== WRITTEN INSTRUCTION ==
Copy each line below in which the word "среды" occurs.

== DATA SHOWN ==
= = = =
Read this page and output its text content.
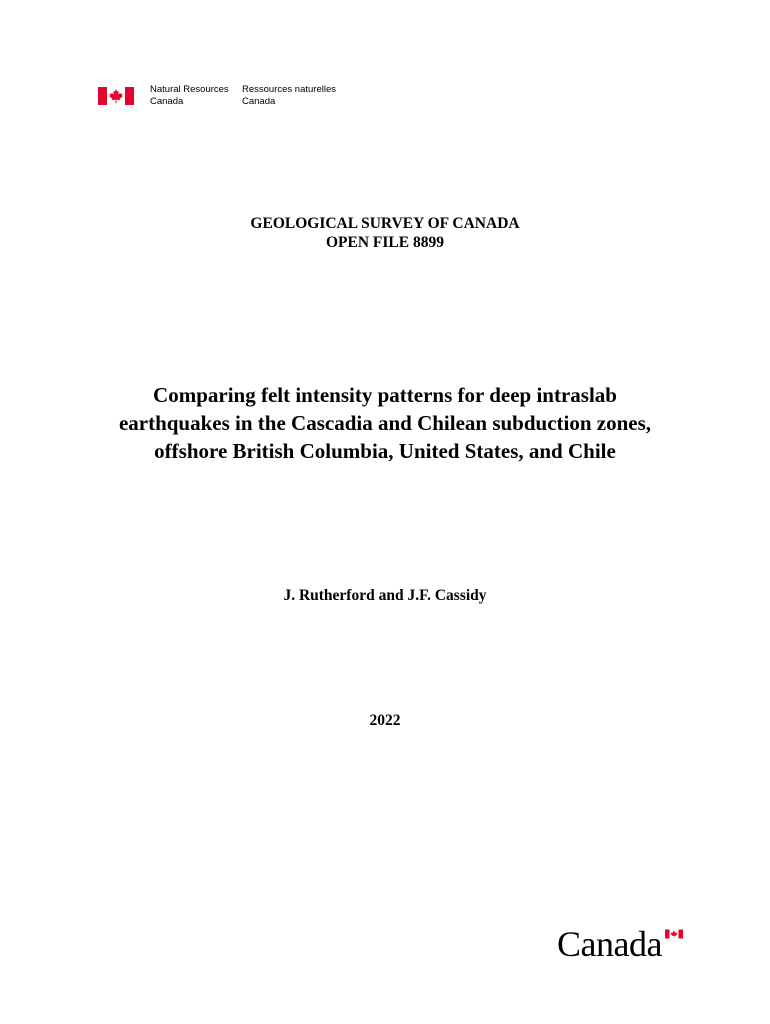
Natural Resources
Canada
Ressources naturelles
Canada
GEOLOGICAL SURVEY OF CANADA
OPEN FILE 8899
Comparing felt intensity patterns for deep intraslab
earthquakes in the Cascadia and Chilean subduction zones,
offshore British Columbia, United States, and Chile
J. Rutherford and J.F. Cassidy
2022
Canada
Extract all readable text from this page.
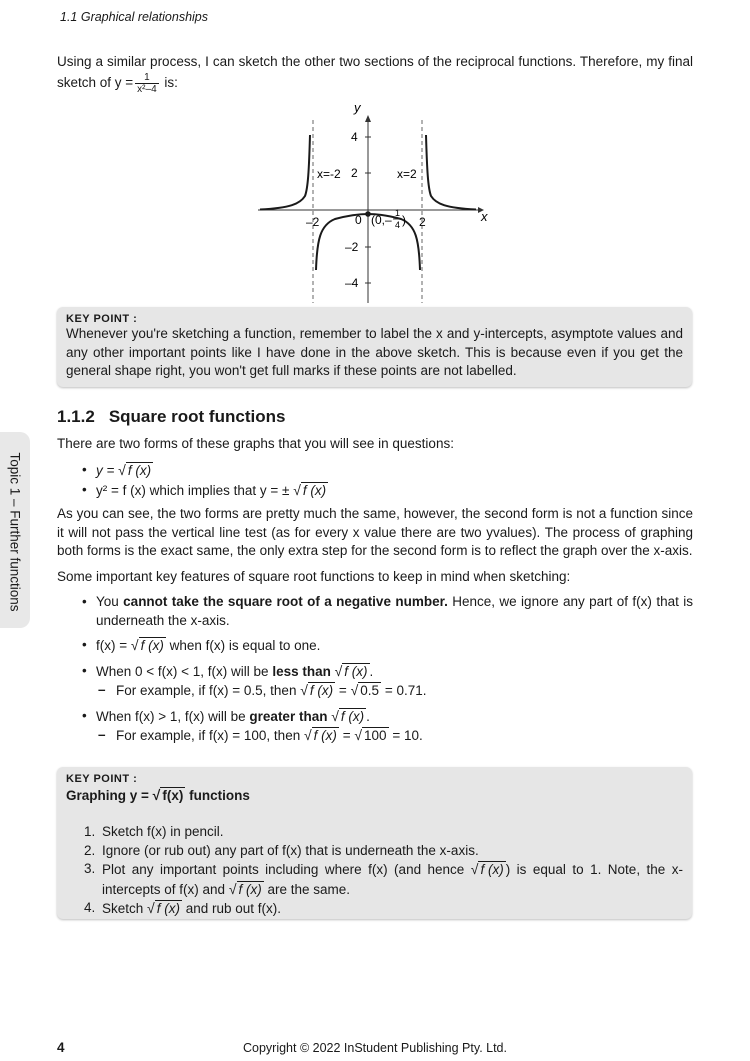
1.1 Graphical relationships
Topic 1 – Further functions
Using a similar process, I can sketch the other two sections of the reciprocal functions. Therefore, my final sketch of $y = \frac{1}{\text{x²–4}}$ is:
y
x
4
2
–2
–4
–2	2
0 (0,– 1
4 )
x=-2	x=2
KEY POINT :
Whenever you're sketching a function, remember to label the x and y-intercepts, asymptote values and any other important points like I have done in the above sketch. This is because even if you get the general shape right, you won't get full marks if these points are not labelled.
1.1.2 Square root functions
There are two forms of these graphs that you will see in questions:
• y = √ f (x)
• y² = f (x) which implies that y = ± √ f (x)
As you can see, the two forms are pretty much the same, however, the second form is not a function since it will not pass the vertical line test (as for every x value there are two yvalues). The process of graphing both forms is the exact same, the only extra step for the second form is to reflect the graph over the x-axis.
Some important key features of square root functions to keep in mind when sketching:
• You cannot take the square root of a negative number. Hence, we ignore any part of f(x) that is underneath the x-axis.
• f(x) = √ f (x) when f(x) is equal to one.
• When 0 < f(x) < 1, f(x) will be less than √ f (x) .
– For example, if f(x) = 0.5, then √ f (x) = √ 0.5 = 0.71.
• When f(x) > 1, f(x) will be greater than √ f (x) .
– For example, if f(x) = 100, then √ f (x) = √ 100 = 10.
KEY POINT :
Graphing y = √ f(x) functions
1. Sketch f(x) in pencil.
2. Ignore (or rub out) any part of f(x) that is underneath the x-axis.
3. Plot any important points including where f(x) (and hence √ f (x) ) is equal to 1. Note, the x-intercepts of f(x) and √ f (x) are the same.
4. Sketch √ f (x) and rub out f(x).
4	Copyright © 2022 InStudent Publishing Pty. Ltd.
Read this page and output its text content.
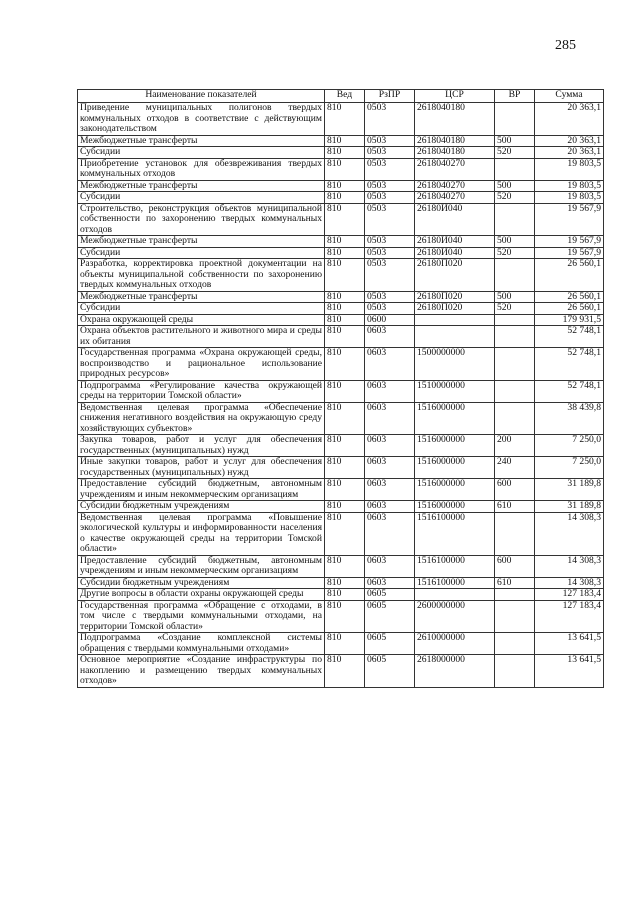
285
Наименование показателей	Вед	РзПР	ЦСР	ВР	Сумма
Приведение муниципальных полигонов твердых коммунальных отходов в соответствие с действующим законодательством	810	0503	2618040180		20 363,1
Межбюджетные трансферты	810	0503	2618040180	500	20 363,1
Субсидии	810	0503	2618040180	520	20 363,1
Приобретение установок для обезвреживания твердых коммунальных отходов	810	0503	2618040270		19 803,5
Межбюджетные трансферты	810	0503	2618040270	500	19 803,5
Субсидии	810	0503	2618040270	520	19 803,5
Строительство, реконструкция объектов муниципальной собственности по захоронению твердых коммунальных отходов	810	0503	26180И040		19 567,9
Межбюджетные трансферты	810	0503	26180И040	500	19 567,9
Субсидии	810	0503	26180И040	520	19 567,9
Разработка, корректировка проектной документации на объекты муниципальной собственности по захоронению твердых коммунальных отходов	810	0503	26180П020		26 560,1
Межбюджетные трансферты	810	0503	26180П020	500	26 560,1
Субсидии	810	0503	26180П020	520	26 560,1
Охрана окружающей среды	810	0600			179 931,5
Охрана объектов растительного и животного мира и среды их обитания	810	0603			52 748,1
Государственная программа «Охрана окружающей среды, воспроизводство и рациональное использование природных ресурсов»	810	0603	1500000000		52 748,1
Подпрограмма «Регулирование качества окружающей среды на территории Томской области»	810	0603	1510000000		52 748,1
Ведомственная целевая программа «Обеспечение снижения негативного воздействия на окружающую среду хозяйствующих субъектов»	810	0603	1516000000		38 439,8
Закупка товаров, работ и услуг для обеспечения государственных (муниципальных) нужд	810	0603	1516000000	200	7 250,0
Иные закупки товаров, работ и услуг для обеспечения государственных (муниципальных) нужд	810	0603	1516000000	240	7 250,0
Предоставление субсидий бюджетным, автономным учреждениям и иным некоммерческим организациям	810	0603	1516000000	600	31 189,8
Субсидии бюджетным учреждениям	810	0603	1516000000	610	31 189,8
Ведомственная целевая программа «Повышение экологической культуры и информированности населения о качестве окружающей среды на территории Томской области»	810	0603	1516100000		14 308,3
Предоставление субсидий бюджетным, автономным учреждениям и иным некоммерческим организациям	810	0603	1516100000	600	14 308,3
Субсидии бюджетным учреждениям	810	0603	1516100000	610	14 308,3
Другие вопросы в области охраны окружающей среды	810	0605			127 183,4
Государственная программа «Обращение с отходами, в том числе с твердыми коммунальными отходами, на территории Томской области»	810	0605	2600000000		127 183,4
Подпрограмма «Создание комплексной системы обращения с твердыми коммунальными отходами»	810	0605	2610000000		13 641,5
Основное мероприятие «Создание инфраструктуры по накоплению и размещению твердых коммунальных отходов»	810	0605	2618000000		13 641,5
= = = =
== REPLY TO THE EXERCISE ==
Охрана окружающей среды	810	0600			179 931,5
Охрана объектов растительного и животного мира и среды их обитания	810	0603			52 748,1
Государственная программа «Охрана окружающей среды, воспроизводство и рациональное использование природных ресурсов»	810	0603	1500000000		52 748,1
Подпрограмма «Регулирование качества окружающей среды на территории Томской области»	810	0603	1510000000		52 748,1
Ведомственная целевая программа «Повышение экологической культуры и информированности населения о качестве окружающей среды на территории Томской области»	810	0603	1516100000		14 308,3
Другие вопросы в области охраны окружающей среды	810	0605			127 183,4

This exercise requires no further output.